▸ Objective:
Look through the listing and locate every line containing the word "стакан"; copy those lines.
----- Data for this task -----
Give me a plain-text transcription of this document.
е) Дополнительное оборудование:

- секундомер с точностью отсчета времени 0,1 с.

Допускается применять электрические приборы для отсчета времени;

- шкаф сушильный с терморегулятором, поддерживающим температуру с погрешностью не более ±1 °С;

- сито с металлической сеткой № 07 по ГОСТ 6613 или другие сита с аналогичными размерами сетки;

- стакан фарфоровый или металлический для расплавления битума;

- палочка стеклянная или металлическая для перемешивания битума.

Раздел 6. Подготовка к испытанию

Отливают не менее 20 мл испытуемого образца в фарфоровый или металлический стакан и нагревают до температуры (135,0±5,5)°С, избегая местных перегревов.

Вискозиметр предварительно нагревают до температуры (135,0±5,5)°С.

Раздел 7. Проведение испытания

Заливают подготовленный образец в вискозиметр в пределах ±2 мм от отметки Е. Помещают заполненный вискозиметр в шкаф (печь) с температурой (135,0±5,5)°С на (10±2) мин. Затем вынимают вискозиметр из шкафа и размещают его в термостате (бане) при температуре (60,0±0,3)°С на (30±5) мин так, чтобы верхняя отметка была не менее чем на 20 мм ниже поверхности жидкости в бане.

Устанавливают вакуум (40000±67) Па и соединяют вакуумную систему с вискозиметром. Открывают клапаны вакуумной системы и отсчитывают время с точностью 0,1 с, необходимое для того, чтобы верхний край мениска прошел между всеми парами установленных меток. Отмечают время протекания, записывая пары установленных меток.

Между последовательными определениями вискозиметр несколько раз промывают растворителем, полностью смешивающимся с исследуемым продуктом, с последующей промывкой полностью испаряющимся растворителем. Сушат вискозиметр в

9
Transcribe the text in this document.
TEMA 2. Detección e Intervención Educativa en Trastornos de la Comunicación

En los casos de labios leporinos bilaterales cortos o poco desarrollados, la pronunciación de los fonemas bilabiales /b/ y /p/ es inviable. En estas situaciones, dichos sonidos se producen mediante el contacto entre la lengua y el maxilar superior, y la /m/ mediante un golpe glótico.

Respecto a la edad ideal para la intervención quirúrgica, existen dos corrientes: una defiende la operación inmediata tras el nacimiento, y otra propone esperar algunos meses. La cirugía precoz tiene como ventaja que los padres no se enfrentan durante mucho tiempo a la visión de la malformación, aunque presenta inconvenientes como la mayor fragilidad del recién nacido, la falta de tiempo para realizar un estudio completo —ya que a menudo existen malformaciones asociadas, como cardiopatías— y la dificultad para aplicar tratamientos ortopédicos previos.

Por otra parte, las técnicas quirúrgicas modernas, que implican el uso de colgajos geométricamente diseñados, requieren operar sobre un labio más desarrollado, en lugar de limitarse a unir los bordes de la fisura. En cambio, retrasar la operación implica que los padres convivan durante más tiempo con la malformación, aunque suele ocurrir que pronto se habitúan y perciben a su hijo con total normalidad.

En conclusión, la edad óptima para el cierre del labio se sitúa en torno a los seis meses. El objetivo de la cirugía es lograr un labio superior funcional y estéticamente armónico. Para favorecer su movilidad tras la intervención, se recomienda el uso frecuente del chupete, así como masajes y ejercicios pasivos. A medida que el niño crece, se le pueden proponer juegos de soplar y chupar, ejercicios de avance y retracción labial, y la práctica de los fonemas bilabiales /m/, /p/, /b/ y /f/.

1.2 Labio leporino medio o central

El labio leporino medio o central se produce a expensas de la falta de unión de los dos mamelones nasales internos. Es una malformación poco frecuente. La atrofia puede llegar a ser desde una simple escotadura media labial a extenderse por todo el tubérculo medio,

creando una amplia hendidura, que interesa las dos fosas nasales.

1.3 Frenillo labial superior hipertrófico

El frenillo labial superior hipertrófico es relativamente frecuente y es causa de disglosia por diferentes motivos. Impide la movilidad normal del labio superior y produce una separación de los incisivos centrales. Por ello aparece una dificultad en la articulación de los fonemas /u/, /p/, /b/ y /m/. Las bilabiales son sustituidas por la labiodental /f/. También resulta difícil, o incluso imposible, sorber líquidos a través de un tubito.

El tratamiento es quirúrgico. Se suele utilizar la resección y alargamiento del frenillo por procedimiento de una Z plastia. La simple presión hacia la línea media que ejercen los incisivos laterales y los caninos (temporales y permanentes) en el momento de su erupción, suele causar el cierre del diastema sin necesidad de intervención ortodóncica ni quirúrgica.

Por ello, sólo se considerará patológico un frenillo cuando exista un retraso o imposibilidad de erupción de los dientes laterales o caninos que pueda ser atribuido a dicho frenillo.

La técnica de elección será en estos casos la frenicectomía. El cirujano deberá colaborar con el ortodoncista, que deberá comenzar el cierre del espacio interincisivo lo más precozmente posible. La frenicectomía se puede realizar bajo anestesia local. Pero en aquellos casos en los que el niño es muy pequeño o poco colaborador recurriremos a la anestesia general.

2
-----
▸ Completed task:
- стакан фарфоровый или металлический для расплавления битума;
Отливают не менее 20 мл испытуемого образца в фарфоровый или металлический стакан и нагревают до температуры (135,0±5,5)°С, избегая местных перегревов.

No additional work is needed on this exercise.